» **LISTING**
┄┄┄┄┄┄┄┄┄┄┄┄┄┄┄┄┄┄┄┄
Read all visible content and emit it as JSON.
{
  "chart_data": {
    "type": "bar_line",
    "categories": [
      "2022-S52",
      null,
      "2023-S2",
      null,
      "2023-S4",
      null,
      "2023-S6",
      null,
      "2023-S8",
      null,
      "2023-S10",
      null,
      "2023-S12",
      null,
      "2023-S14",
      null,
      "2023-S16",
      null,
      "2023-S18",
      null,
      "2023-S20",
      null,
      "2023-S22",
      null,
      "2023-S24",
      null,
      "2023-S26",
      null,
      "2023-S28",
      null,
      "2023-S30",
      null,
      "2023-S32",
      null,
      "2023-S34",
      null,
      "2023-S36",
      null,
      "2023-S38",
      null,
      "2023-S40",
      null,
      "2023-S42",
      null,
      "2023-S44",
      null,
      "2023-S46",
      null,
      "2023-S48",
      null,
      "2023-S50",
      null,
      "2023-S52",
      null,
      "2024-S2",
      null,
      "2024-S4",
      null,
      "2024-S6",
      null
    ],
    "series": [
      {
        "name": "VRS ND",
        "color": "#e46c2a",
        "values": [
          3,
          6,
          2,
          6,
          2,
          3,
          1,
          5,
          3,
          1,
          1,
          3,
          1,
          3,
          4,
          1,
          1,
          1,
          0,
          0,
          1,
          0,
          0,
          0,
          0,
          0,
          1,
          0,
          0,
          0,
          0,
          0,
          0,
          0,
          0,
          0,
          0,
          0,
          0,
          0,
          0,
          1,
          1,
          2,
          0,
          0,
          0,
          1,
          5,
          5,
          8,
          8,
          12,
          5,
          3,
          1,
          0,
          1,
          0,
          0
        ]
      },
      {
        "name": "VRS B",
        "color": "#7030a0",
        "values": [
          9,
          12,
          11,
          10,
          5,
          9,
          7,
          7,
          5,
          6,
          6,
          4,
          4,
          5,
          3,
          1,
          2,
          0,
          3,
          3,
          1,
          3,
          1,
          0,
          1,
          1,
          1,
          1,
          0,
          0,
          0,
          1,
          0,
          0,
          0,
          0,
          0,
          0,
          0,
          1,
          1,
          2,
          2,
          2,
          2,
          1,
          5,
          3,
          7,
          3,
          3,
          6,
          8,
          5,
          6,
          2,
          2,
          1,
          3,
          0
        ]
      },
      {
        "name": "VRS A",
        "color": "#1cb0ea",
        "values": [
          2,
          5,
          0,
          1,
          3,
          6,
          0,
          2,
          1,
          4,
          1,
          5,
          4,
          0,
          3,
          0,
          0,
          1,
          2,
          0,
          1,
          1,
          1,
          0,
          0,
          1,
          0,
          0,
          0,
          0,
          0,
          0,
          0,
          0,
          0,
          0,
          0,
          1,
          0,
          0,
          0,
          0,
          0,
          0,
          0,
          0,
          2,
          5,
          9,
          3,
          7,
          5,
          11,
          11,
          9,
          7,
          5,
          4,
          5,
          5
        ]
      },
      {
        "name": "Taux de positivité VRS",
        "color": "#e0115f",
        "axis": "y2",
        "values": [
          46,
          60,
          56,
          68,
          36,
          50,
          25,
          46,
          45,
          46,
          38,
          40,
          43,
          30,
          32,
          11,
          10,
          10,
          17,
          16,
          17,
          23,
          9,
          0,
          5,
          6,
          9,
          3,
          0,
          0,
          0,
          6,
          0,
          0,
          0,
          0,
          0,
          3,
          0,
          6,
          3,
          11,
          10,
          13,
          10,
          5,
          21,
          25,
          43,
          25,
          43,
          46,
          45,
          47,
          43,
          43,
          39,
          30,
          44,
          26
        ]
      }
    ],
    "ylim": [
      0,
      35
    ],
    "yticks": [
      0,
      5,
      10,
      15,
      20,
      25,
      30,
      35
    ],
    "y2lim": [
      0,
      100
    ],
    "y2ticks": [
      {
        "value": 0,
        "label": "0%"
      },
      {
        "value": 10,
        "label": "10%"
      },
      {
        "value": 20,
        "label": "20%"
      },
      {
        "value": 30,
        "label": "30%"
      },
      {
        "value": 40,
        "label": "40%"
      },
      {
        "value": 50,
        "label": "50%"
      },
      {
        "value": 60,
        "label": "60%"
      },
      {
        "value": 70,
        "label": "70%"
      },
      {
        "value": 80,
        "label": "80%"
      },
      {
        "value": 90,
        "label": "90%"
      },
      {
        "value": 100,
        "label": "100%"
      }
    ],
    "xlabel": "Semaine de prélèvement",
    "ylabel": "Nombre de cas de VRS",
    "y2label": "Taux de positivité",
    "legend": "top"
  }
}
┄┄┄┄┄┄┄┄┄┄┄┄┄┄┄┄┄┄┄┄
The lines above should be duplicated exactly.

Read all visible content and emit it as JSON.
{
  "chart_data": {
    "type": "bar_line",
    "categories": [
      "2022-S52",
      null,
      "2023-S2",
      null,
      "2023-S4",
      null,
      "2023-S6",
      null,
      "2023-S8",
      null,
      "2023-S10",
      null,
      "2023-S12",
      null,
      "2023-S14",
      null,
      "2023-S16",
      null,
      "2023-S18",
      null,
      "2023-S20",
      null,
      "2023-S22",
      null,
      "2023-S24",
      null,
      "2023-S26",
      null,
      "2023-S28",
      null,
      "2023-S30",
      null,
      "2023-S32",
      null,
      "2023-S34",
      null,
      "2023-S36",
      null,
      "2023-S38",
      null,
      "2023-S40",
      null,
      "2023-S42",
      null,
      "2023-S44",
      null,
      "2023-S46",
      null,
      "2023-S48",
      null,
      "2023-S50",
      null,
      "2023-S52",
      null,
      "2024-S2",
      null,
      "2024-S4",
      null,
      "2024-S6",
      null
    ],
    "series": [
      {
        "name": "VRS ND",
        "color": "#e46c2a",
        "values": [
          3,
          6,
          2,
          6,
          2,
          3,
          1,
          5,
          3,
          1,
          1,
          3,
          1,
          3,
          4,
          1,
          1,
          1,
          0,
          0,
          1,
          0,
          0,
          0,
          0,
          0,
          1,
          0,
          0,
          0,
          0,
          0,
          0,
          0,
          0,
          0,
          0,
          0,
          0,
          0,
          0,
          1,
          1,
          2,
          0,
          0,
          0,
          1,
          5,
          5,
          8,
          8,
          12,
          5,
          3,
          1,
          0,
          1,
          0,
          0
        ]
      },
      {
        "name": "VRS B",
        "color": "#7030a0",
        "values": [
          9,
          12,
          11,
          10,
          5,
          9,
          7,
          7,
          5,
          6,
          6,
          4,
          4,
          5,
          3,
          1,
          2,
          0,
          3,
          3,
          1,
          3,
          1,
          0,
          1,
          1,
          1,
          1,
          0,
          0,
          0,
          1,
          0,
          0,
          0,
          0,
          0,
          0,
          0,
          1,
          1,
          2,
          2,
          2,
          2,
          1,
          5,
          3,
          7,
          3,
          3,
          6,
          8,
          5,
          6,
          2,
          2,
          1,
          3,
          0
        ]
      },
      {
        "name": "VRS A",
        "color": "#1cb0ea",
        "values": [
          2,
          5,
          0,
          1,
          3,
          6,
          0,
          2,
          1,
          4,
          1,
          5,
          4,
          0,
          3,
          0,
          0,
          1,
          2,
          0,
          1,
          1,
          1,
          0,
          0,
          1,
          0,
          0,
          0,
          0,
          0,
          0,
          0,
          0,
          0,
          0,
          0,
          1,
          0,
          0,
          0,
          0,
          0,
          0,
          0,
          0,
          2,
          5,
          9,
          3,
          7,
          5,
          11,
          11,
          9,
          7,
          5,
          4,
          5,
          5
        ]
      },
      {
        "name": "Taux de positivité VRS",
        "color": "#e0115f",
        "axis": "y2",
        "values": [
          46,
          60,
          56,
          68,
          36,
          50,
          25,
          46,
          45,
          46,
          38,
          40,
          43,
          30,
          32,
          11,
          10,
          10,
          17,
          16,
          17,
          23,
          9,
          0,
          5,
          6,
          9,
          3,
          0,
          0,
          0,
          6,
          0,
          0,
          0,
          0,
          0,
          3,
          0,
          6,
          3,
          11,
          10,
          13,
          10,
          5,
          21,
          25,
          43,
          25,
          43,
          46,
          45,
          47,
          43,
          43,
          39,
          30,
          44,
          26
        ]
      }
    ],
    "ylim": [
      0,
      35
    ],
    "yticks": [
      0,
      5,
      10,
      15,
      20,
      25,
      30,
      35
    ],
    "y2lim": [
      0,
      100
    ],
    "y2ticks": [
      {
        "value": 0,
        "label": "0%"
      },
      {
        "value": 10,
        "label": "10%"
      },
      {
        "value": 20,
        "label": "20%"
      },
      {
        "value": 30,
        "label": "30%"
      },
      {
        "value": 40,
        "label": "40%"
      },
      {
        "value": 50,
        "label": "50%"
      },
      {
        "value": 60,
        "label": "60%"
      },
      {
        "value": 70,
        "label": "70%"
      },
      {
        "value": 80,
        "label": "80%"
      },
      {
        "value": 90,
        "label": "90%"
      },
      {
        "value": 100,
        "label": "100%"
      }
    ],
    "xlabel": "Semaine de prélèvement",
    "ylabel": "Nombre de cas de VRS",
    "y2label": "Taux de positivité",
    "legend": "top"
  }
}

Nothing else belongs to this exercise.